**STATED TASK**
How many lines hold the string "dogbone"? Give only the number.

**Records from a data collection**
--- start ---
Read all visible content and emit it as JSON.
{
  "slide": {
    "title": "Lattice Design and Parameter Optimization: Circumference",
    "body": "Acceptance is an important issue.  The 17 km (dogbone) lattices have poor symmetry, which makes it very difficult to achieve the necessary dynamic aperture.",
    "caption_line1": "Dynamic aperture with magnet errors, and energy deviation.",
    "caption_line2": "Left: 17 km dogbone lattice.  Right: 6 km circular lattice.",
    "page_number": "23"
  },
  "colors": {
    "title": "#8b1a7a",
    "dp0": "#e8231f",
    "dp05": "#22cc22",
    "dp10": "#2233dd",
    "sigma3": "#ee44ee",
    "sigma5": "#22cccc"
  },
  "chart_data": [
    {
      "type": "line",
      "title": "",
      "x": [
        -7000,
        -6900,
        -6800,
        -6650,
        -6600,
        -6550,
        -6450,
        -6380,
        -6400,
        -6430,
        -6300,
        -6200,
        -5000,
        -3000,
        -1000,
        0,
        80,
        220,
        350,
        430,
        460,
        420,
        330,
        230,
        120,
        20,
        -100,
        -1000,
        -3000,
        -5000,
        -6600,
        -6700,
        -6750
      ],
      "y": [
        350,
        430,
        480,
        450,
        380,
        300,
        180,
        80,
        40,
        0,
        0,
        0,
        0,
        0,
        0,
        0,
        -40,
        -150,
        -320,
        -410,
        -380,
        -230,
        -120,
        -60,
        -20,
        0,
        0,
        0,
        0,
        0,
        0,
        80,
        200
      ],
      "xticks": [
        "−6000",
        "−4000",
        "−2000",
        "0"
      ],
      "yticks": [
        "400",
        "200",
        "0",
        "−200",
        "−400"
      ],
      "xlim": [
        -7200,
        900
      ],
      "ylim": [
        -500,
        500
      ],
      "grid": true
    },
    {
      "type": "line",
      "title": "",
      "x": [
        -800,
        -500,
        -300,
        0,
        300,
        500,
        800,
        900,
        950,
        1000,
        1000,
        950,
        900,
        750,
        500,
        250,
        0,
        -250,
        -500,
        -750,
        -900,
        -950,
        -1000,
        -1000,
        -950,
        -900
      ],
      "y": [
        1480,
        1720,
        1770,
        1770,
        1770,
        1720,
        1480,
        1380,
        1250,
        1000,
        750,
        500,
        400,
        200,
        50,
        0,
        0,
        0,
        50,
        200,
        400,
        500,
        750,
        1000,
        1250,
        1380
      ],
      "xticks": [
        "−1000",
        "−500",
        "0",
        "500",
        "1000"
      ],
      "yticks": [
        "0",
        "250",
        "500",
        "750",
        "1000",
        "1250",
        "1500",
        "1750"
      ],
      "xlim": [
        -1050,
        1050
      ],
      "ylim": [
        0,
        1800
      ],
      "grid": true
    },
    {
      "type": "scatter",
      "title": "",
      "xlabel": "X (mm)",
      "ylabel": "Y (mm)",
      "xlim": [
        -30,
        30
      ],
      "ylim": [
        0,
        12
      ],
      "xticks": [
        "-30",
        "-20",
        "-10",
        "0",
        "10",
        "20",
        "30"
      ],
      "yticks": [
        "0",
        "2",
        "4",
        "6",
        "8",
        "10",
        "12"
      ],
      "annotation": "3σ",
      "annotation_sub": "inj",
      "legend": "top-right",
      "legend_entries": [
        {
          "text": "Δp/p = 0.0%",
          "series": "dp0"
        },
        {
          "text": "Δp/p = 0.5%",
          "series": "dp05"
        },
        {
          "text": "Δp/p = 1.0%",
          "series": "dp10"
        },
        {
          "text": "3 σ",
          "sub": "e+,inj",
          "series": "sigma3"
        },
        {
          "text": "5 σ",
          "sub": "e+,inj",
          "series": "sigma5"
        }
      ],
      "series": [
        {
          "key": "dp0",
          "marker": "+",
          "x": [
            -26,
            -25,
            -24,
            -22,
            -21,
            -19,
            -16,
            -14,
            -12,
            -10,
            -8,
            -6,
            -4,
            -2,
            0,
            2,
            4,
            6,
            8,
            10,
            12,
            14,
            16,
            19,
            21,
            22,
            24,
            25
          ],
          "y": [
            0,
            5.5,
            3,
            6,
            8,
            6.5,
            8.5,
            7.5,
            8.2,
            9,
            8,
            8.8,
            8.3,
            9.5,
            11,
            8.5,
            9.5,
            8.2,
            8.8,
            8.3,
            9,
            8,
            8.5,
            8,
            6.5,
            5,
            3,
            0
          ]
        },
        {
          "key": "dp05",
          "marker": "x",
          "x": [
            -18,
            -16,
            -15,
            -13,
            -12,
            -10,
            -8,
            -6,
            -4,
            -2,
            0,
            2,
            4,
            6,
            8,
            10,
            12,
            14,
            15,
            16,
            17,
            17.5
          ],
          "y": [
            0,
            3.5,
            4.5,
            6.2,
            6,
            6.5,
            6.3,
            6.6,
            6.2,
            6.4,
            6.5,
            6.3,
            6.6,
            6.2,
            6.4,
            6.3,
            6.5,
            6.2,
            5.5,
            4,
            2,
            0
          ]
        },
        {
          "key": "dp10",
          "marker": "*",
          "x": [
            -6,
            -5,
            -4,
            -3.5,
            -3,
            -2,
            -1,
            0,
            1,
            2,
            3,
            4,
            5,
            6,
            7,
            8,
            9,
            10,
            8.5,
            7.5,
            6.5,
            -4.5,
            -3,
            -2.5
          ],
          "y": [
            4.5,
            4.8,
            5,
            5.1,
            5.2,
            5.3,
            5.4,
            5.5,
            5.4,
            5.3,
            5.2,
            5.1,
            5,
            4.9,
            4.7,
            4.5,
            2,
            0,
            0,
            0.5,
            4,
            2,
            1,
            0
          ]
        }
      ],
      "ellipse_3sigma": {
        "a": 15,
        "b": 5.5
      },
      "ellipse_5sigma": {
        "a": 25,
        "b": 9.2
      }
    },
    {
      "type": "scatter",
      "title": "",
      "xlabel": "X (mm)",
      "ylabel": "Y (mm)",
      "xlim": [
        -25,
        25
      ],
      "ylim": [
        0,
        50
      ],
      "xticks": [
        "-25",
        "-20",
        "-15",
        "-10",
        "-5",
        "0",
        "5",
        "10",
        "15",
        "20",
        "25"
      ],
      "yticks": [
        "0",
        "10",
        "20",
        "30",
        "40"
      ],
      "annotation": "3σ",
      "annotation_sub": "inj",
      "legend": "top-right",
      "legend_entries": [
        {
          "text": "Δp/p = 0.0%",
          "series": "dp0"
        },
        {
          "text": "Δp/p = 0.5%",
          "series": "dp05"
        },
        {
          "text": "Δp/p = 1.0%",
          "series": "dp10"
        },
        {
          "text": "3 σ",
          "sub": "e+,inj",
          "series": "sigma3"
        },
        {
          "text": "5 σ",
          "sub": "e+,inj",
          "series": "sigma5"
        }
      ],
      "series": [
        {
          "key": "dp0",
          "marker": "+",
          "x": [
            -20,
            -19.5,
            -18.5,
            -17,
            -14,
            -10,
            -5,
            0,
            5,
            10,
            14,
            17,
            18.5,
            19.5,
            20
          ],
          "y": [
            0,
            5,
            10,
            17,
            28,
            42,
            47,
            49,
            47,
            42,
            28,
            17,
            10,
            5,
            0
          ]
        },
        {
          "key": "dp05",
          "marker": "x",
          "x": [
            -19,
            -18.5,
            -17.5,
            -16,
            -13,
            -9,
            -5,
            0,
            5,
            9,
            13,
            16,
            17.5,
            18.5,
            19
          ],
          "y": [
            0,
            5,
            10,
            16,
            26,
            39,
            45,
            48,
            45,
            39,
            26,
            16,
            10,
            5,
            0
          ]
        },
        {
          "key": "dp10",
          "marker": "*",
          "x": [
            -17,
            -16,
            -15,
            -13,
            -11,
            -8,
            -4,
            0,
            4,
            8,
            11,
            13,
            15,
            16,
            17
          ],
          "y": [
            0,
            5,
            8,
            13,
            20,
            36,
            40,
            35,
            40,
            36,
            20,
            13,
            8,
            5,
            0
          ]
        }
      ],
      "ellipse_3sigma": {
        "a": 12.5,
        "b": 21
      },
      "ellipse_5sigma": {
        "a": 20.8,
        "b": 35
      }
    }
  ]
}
--- end ---
**PROBLEM SOLUTION**
2